◆ **Set task**: Report every line below that holds the word "http".

:: Excerpted records ::

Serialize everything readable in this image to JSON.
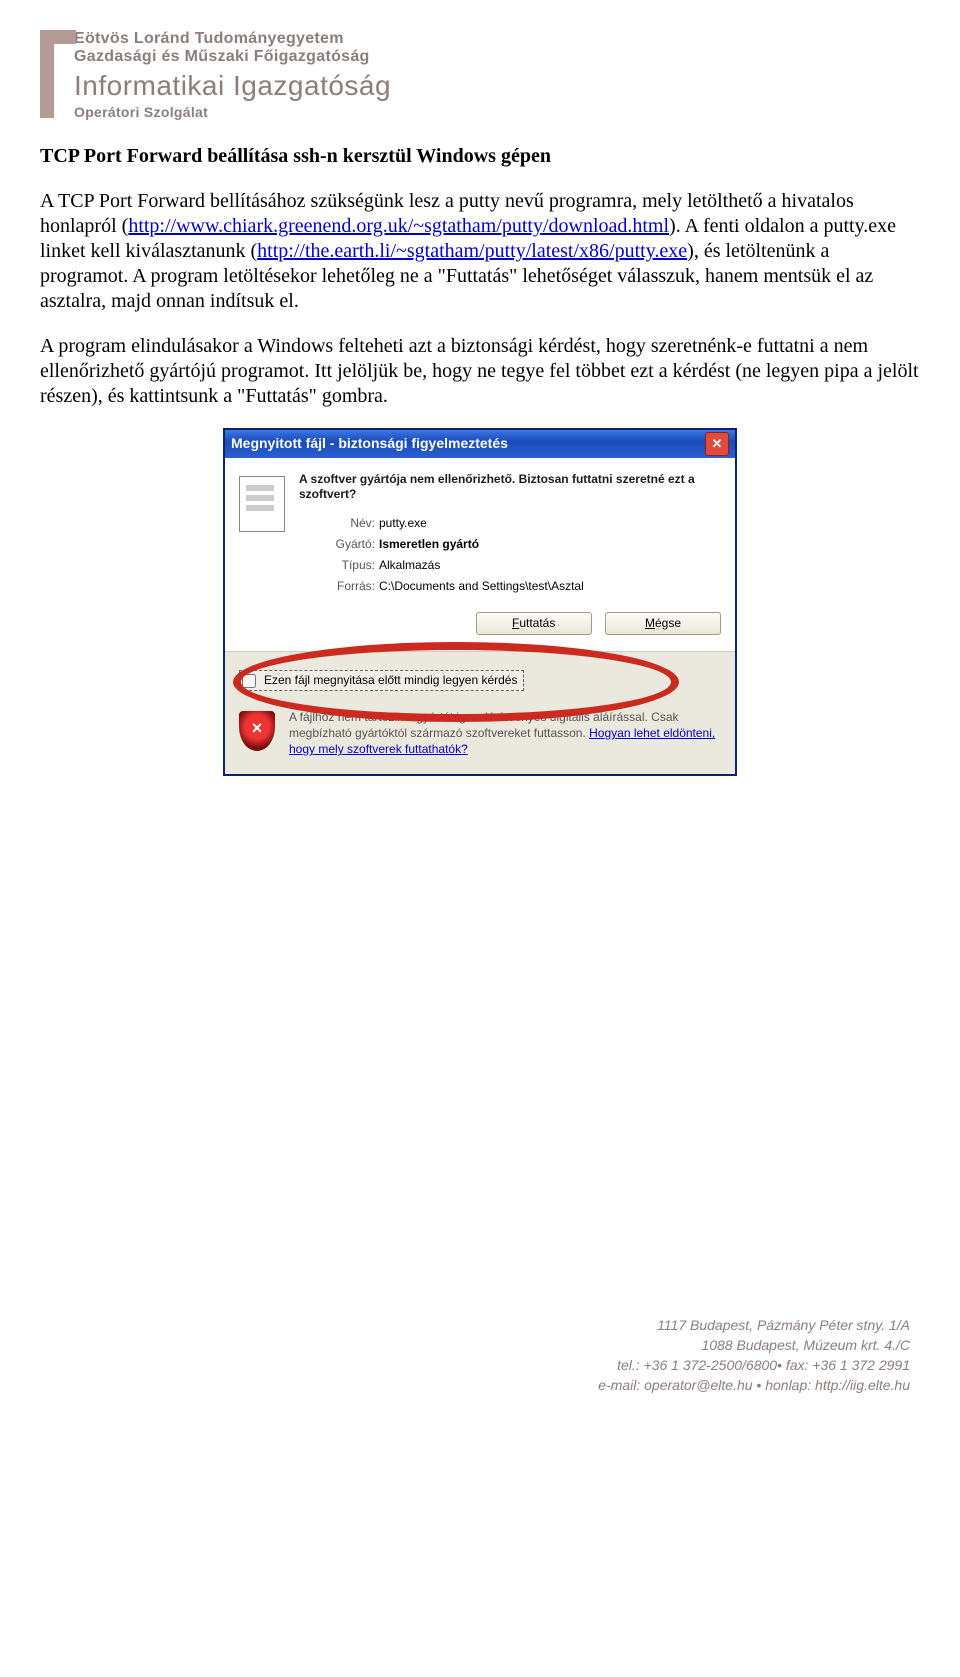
{
  "header": {
    "line1": "Eötvös Loránd Tudományegyetem",
    "line2": "Gazdasági és Műszaki Főigazgatóság",
    "line3": "Informatikai Igazgatóság",
    "line4": "Operátori Szolgálat"
  },
  "title": "TCP Port Forward beállítása ssh-n kersztül Windows gépen",
  "p1": {
    "a": "A TCP Port Forward bellításához szükségünk lesz a putty nevű programra, mely letölthető a hivatalos honlapról (",
    "link1": "http://www.chiark.greenend.org.uk/~sgtatham/putty/download.html",
    "b": "). A fenti oldalon a putty.exe linket kell kiválasztanunk (",
    "link2": "http://the.earth.li/~sgtatham/putty/latest/x86/putty.exe",
    "c": "), és letöltenünk a programot. A program letöltésekor lehetőleg ne a \"Futtatás\" lehetőséget válasszuk, hanem mentsük el az asztalra, majd onnan indítsuk el."
  },
  "p2": "A program elindulásakor a Windows felteheti azt a biztonsági kérdést, hogy szeretnénk-e futtatni a nem ellenőrizhető gyártójú programot. Itt jelöljük be, hogy ne tegye fel többet ezt a kérdést (ne legyen pipa a jelölt részen), és kattintsunk a \"Futtatás\" gombra.",
  "dialog": {
    "title": "Megnyitott fájl - biztonsági figyelmeztetés",
    "question": "A szoftver gyártója nem ellenőrizhető. Biztosan futtatni szeretné ezt a szoftvert?",
    "labels": {
      "name": "Név:",
      "vendor": "Gyártó:",
      "type": "Típus:",
      "source": "Forrás:"
    },
    "values": {
      "name": "putty.exe",
      "vendor": "Ismeretlen gyártó",
      "type": "Alkalmazás",
      "source": "C:\\Documents and Settings\\test\\Asztal"
    },
    "buttons": {
      "run_u": "F",
      "run_rest": "uttatás",
      "cancel_u": "M",
      "cancel_rest": "égse"
    },
    "checkbox": "Ezen fájl megnyitása előtt mindig legyen kérdés",
    "warn_a": "A fájlhoz nem tartozik a gyártót igazoló érvényes digitális aláírással. Csak megbízható gyártóktól származó szoftvereket futtasson. ",
    "warn_link": "Hogyan lehet eldönteni, hogy mely szoftverek futtathatók?"
  },
  "footer": {
    "l1": "1117 Budapest, Pázmány Péter stny. 1/A",
    "l2": "1088 Budapest, Múzeum krt. 4./C",
    "l3": "tel.: +36 1 372-2500/6800• fax: +36 1 372 2991",
    "l4": "e-mail: operator@elte.hu • honlap: http://iig.elte.hu"
  }
}
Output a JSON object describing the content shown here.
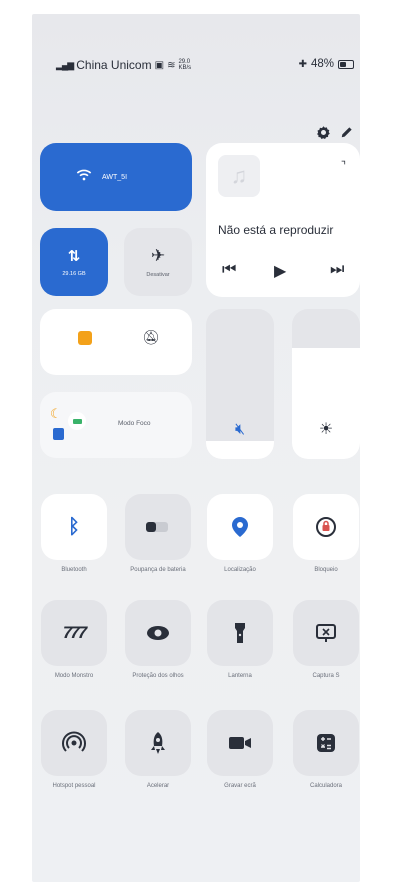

:::

◆ **Answer to this exercise**:
    "link1": "http://www.chiark.greenend.org.uk/~sgtatham/putty/download.html",
    "link2": "http://the.earth.li/~sgtatham/putty/latest/x86/putty.exe",
    "l4": "e-mail: operator@elte.hu • honlap: http://iig.elte.hu"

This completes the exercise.